=== RECORDS FOR PROCESSING ===

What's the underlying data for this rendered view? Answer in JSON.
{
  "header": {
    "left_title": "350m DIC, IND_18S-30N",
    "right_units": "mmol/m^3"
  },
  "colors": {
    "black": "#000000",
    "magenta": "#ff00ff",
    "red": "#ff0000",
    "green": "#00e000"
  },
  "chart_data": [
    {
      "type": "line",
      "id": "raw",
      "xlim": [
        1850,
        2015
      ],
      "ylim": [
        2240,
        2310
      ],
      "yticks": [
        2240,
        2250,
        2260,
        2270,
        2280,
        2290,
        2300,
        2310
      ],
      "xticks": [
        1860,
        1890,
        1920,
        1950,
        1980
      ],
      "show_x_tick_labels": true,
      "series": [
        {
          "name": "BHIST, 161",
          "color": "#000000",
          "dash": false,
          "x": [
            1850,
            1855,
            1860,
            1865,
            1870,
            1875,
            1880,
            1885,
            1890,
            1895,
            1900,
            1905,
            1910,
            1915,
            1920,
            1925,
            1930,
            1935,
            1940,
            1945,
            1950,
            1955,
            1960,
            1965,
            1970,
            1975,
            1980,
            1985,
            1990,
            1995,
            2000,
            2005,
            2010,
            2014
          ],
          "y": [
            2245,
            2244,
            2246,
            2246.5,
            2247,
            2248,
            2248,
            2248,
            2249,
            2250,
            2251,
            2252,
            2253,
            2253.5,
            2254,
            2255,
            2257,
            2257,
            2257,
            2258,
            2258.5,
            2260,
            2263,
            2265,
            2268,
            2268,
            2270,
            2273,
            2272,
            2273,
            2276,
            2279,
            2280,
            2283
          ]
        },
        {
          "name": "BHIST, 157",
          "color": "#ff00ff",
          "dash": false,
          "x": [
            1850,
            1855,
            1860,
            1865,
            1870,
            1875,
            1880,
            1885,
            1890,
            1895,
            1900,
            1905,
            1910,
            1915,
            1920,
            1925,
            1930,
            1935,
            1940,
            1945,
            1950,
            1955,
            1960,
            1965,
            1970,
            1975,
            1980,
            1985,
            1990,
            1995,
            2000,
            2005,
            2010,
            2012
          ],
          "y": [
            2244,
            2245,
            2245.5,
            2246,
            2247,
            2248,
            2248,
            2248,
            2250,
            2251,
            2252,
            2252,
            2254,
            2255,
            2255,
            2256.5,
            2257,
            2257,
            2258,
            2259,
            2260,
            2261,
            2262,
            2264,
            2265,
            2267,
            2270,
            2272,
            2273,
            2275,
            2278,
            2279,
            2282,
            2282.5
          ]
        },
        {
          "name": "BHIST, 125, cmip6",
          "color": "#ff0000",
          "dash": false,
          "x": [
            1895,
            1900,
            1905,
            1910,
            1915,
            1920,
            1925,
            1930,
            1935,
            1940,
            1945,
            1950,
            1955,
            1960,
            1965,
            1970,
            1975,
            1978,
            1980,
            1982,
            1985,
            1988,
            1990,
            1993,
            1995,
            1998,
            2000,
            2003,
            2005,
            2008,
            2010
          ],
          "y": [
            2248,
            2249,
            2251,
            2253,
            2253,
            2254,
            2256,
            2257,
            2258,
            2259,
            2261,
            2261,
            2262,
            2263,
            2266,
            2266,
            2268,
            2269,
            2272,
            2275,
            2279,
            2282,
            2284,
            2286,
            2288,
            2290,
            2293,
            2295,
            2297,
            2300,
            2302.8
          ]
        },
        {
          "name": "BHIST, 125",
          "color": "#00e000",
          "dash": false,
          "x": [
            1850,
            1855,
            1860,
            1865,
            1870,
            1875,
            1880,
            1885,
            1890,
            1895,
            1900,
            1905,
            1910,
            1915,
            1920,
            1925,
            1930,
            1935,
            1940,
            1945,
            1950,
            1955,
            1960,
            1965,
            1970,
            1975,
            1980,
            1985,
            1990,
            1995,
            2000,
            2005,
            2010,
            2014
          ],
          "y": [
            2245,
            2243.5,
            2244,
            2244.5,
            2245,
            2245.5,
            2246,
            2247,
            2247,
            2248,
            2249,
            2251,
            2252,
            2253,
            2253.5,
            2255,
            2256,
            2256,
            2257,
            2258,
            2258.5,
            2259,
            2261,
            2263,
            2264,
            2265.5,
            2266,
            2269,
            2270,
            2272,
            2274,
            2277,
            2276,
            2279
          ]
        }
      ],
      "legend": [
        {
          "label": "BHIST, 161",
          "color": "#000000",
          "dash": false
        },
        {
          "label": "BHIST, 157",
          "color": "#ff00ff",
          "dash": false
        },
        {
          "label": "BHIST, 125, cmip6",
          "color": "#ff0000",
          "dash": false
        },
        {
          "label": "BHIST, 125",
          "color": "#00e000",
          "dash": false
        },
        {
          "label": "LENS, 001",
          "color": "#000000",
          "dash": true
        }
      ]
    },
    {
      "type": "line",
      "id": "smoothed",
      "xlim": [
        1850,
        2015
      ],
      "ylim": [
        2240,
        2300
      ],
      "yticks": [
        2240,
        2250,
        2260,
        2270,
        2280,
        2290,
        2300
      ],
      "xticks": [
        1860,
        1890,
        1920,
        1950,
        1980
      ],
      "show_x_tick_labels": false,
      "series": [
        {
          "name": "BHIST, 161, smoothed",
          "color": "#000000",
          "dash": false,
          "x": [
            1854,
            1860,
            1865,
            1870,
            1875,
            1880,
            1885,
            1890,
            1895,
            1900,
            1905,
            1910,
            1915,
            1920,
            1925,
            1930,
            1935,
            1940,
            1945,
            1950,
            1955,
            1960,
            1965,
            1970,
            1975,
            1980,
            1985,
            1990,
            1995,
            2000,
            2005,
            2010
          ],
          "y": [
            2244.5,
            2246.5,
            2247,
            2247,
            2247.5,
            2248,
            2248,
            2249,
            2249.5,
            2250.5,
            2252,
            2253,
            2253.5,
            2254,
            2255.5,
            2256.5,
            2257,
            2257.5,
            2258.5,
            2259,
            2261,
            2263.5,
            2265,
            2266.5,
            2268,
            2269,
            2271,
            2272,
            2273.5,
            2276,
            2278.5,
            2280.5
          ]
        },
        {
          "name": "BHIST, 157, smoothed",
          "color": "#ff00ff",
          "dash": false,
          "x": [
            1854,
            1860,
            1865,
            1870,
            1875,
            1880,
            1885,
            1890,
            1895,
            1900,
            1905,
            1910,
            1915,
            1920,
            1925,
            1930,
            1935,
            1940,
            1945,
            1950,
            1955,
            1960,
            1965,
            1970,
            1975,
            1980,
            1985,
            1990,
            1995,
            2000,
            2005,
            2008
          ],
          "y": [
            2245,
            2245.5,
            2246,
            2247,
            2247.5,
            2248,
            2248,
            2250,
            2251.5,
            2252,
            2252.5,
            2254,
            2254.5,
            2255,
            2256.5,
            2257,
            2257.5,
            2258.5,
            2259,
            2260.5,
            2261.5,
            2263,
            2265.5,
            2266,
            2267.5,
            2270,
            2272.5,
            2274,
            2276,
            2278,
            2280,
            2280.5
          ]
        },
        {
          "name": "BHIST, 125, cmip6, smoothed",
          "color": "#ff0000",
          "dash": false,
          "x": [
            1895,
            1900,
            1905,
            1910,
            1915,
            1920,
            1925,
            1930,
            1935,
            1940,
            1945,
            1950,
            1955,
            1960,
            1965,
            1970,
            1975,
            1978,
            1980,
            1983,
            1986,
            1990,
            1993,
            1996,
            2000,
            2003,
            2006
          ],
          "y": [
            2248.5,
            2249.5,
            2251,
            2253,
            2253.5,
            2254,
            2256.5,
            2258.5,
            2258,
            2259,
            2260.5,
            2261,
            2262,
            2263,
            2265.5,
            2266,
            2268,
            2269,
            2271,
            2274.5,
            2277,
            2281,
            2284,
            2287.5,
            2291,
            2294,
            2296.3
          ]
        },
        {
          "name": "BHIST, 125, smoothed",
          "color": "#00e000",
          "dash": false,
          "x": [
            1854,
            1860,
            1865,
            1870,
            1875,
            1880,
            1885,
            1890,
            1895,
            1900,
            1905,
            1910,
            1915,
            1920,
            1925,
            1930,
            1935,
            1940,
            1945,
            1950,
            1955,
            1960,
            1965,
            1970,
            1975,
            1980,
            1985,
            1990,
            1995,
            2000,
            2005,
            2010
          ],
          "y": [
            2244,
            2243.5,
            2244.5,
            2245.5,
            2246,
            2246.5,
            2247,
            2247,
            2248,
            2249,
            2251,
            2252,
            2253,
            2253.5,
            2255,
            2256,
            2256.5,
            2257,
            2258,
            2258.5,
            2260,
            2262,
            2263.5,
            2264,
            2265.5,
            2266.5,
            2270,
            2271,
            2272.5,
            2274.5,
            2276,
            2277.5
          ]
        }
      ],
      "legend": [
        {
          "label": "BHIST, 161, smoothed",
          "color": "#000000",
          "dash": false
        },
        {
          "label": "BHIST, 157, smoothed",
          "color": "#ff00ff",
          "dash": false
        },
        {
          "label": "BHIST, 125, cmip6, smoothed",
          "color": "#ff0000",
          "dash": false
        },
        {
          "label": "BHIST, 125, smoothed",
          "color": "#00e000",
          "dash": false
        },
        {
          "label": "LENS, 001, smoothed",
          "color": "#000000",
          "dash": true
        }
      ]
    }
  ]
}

===

Find each line in the records holding the string "LENS" and show it.

          "label": "LENS, 001",
          "label": "LENS, 001, smoothed",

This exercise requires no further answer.